§ Exercise brief: Tally the lines containing the word "Borovský", and report the tally alone.

§ Data supplied:
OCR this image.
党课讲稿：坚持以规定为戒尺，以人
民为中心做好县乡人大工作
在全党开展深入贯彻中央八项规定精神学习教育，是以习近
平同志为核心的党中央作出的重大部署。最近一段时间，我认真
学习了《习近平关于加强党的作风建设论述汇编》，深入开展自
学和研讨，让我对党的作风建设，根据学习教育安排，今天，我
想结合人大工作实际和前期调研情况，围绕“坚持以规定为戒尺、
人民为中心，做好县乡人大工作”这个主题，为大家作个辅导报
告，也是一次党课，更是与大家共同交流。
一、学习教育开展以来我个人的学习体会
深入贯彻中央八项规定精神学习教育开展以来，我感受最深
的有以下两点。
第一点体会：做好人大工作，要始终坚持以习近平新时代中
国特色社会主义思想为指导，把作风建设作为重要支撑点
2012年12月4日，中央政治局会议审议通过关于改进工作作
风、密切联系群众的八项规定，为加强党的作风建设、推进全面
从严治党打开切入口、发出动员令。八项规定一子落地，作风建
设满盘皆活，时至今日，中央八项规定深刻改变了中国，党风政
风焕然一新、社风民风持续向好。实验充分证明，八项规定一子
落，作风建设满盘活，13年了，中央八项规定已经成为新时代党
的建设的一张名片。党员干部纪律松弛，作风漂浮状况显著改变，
--
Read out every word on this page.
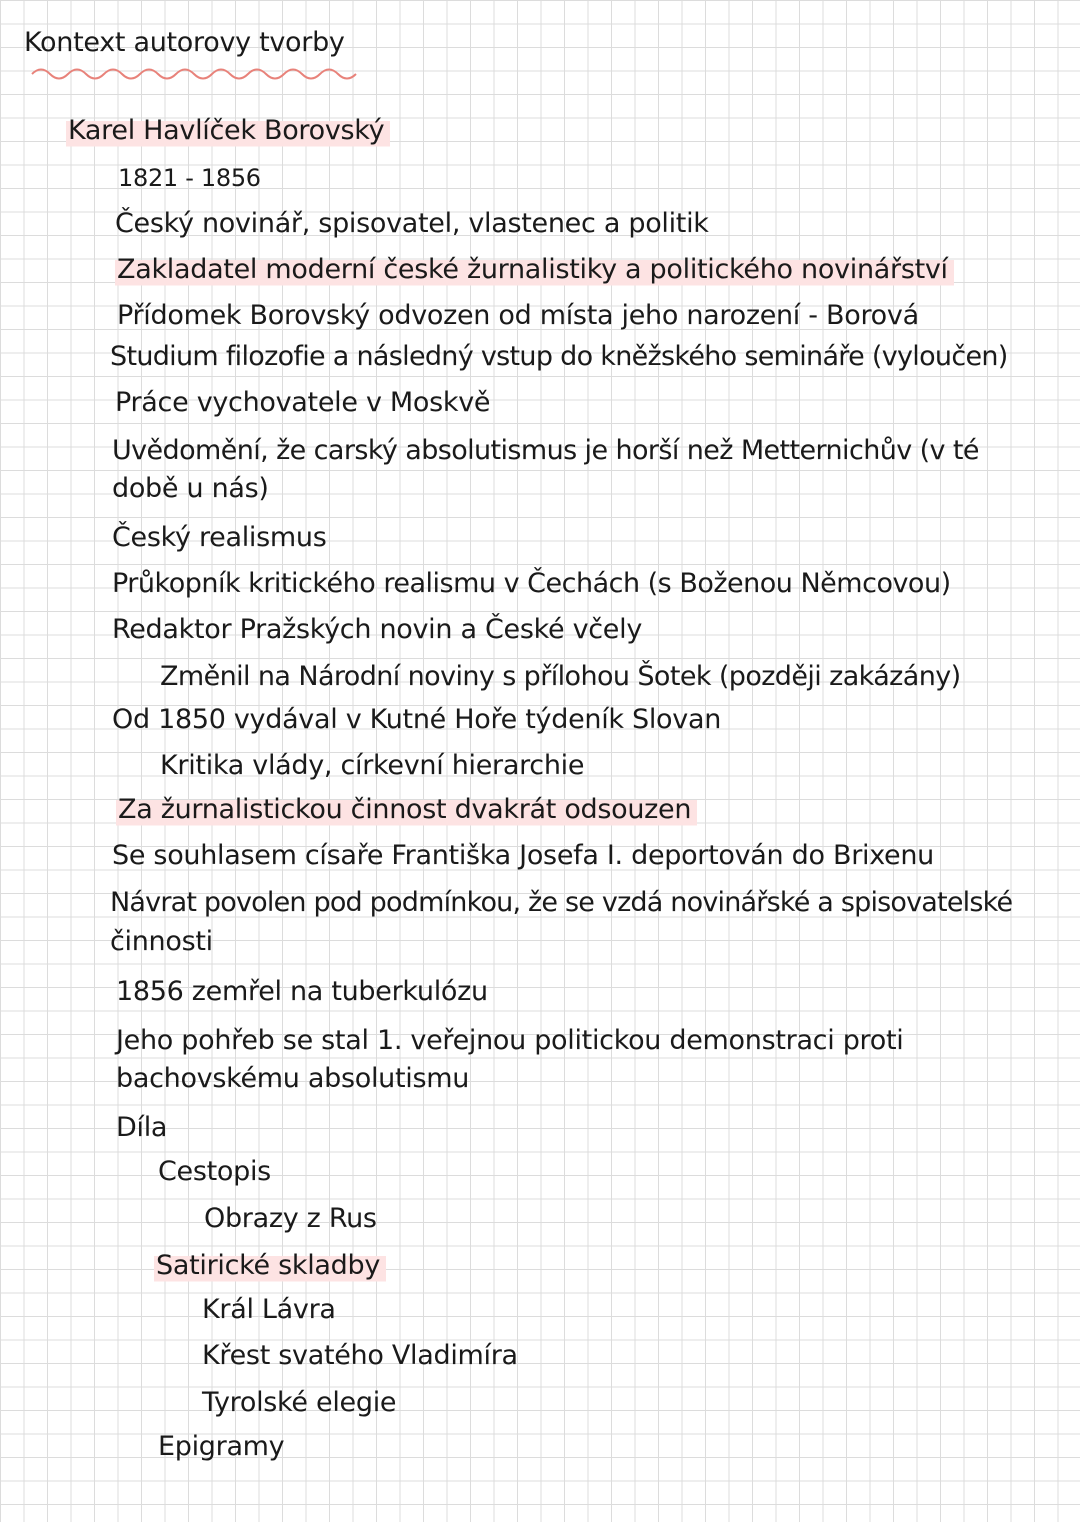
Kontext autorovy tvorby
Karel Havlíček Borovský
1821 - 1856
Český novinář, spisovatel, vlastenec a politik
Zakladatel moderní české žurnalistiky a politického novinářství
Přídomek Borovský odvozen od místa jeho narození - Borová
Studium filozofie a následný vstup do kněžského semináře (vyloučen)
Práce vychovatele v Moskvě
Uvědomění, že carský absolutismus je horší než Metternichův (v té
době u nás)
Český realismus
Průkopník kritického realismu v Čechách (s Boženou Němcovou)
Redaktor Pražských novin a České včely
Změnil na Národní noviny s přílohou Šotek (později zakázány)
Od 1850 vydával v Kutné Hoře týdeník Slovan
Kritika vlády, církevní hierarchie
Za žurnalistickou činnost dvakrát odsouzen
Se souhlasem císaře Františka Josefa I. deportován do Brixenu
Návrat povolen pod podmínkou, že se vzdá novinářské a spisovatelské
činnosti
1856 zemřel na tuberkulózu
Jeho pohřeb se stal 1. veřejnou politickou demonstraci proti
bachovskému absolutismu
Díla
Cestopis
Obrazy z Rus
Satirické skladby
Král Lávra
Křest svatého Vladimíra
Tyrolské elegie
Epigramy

§ Reply to the exercise: 2